--- start of Information supplied ---

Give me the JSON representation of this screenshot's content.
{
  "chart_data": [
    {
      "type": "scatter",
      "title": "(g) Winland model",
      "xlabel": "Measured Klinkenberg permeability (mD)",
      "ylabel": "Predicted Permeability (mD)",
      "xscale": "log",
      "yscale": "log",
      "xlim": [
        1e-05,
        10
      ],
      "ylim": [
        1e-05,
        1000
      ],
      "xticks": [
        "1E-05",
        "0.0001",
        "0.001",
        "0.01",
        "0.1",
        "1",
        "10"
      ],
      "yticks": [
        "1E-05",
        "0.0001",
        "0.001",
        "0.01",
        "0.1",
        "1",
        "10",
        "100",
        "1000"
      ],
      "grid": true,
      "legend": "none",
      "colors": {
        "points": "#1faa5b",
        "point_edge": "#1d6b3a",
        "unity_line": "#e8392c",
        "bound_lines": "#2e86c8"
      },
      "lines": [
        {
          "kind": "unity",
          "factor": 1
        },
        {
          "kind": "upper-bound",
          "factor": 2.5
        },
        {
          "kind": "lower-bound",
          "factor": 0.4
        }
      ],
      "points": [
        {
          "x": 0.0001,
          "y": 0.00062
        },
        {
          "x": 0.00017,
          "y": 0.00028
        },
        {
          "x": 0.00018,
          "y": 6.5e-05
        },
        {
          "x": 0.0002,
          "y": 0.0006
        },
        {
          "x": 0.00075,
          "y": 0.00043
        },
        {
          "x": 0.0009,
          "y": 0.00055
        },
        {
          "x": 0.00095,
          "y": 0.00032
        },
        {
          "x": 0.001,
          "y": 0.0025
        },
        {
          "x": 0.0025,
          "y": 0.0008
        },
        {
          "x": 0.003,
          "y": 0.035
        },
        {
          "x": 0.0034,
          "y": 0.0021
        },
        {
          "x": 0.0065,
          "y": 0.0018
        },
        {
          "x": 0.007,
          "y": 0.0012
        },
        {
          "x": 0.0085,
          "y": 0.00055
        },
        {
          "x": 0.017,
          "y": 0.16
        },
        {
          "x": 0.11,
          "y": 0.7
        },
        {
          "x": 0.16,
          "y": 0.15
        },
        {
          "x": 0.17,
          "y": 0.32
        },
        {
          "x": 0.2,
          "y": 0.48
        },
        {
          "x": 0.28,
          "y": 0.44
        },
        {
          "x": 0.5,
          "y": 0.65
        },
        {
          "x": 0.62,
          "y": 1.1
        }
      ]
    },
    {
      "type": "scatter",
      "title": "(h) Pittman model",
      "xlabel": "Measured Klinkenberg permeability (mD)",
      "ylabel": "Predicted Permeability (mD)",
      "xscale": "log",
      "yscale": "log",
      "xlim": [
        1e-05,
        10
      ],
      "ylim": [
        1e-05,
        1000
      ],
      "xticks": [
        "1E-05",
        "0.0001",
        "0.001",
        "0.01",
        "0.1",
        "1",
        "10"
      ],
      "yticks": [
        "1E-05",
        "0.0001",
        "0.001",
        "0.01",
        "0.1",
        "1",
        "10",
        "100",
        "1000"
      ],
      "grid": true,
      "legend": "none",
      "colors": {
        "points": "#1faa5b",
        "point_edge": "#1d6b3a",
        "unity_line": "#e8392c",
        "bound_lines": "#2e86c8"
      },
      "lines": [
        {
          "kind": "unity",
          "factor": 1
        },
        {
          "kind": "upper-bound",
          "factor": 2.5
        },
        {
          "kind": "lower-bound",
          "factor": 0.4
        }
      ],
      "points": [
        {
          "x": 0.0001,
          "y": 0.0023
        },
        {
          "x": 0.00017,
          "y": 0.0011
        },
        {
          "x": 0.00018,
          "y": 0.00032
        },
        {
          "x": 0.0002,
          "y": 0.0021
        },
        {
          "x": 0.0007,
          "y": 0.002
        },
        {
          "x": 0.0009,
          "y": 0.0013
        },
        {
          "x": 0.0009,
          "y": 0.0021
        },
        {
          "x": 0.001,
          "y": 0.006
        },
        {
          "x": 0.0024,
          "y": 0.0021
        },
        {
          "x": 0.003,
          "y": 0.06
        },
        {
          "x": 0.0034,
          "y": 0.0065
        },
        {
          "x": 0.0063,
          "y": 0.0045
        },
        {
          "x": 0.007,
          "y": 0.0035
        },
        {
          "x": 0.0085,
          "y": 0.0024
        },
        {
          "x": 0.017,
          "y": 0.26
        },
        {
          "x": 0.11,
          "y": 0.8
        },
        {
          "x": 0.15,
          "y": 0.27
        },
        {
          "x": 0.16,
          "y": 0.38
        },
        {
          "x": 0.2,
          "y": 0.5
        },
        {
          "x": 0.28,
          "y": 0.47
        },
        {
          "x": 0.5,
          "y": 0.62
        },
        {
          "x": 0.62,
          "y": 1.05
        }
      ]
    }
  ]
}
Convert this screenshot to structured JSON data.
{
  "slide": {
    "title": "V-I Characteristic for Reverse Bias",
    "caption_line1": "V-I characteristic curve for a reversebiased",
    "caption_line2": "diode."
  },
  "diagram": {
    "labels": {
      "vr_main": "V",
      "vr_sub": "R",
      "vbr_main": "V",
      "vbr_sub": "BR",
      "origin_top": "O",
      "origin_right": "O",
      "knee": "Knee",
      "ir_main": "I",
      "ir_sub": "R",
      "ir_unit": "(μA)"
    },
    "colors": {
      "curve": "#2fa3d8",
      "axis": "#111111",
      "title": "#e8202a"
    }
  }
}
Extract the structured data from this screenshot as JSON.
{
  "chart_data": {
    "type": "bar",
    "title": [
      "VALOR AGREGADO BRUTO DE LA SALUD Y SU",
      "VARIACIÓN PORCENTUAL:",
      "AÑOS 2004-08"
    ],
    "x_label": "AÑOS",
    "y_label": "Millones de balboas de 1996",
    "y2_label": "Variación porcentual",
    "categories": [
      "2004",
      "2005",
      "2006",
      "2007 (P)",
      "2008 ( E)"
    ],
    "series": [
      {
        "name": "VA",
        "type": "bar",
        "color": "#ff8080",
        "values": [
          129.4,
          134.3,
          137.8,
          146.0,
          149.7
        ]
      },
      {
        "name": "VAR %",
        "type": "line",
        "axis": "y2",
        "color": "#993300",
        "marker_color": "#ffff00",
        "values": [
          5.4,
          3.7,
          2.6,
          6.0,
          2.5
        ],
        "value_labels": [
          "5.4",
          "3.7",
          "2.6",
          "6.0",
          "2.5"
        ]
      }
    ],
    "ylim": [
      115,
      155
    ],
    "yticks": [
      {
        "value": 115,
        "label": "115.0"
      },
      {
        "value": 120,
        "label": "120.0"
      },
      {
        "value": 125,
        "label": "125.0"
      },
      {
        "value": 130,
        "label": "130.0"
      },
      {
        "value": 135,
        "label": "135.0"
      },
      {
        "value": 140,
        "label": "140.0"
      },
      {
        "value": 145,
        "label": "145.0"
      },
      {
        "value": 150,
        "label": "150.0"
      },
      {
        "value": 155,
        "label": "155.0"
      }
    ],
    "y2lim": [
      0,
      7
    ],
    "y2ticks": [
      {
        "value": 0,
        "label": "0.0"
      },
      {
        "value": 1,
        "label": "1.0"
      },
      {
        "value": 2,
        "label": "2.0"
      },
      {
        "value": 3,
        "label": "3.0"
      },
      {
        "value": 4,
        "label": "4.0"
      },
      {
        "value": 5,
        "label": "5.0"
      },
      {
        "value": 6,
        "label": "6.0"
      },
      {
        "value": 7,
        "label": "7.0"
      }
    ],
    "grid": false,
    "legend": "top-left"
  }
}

--- end of Information supplied ---

» Task brief
In the entries above, count each line that holds "model". Give the total and nothing else.

» Final result
2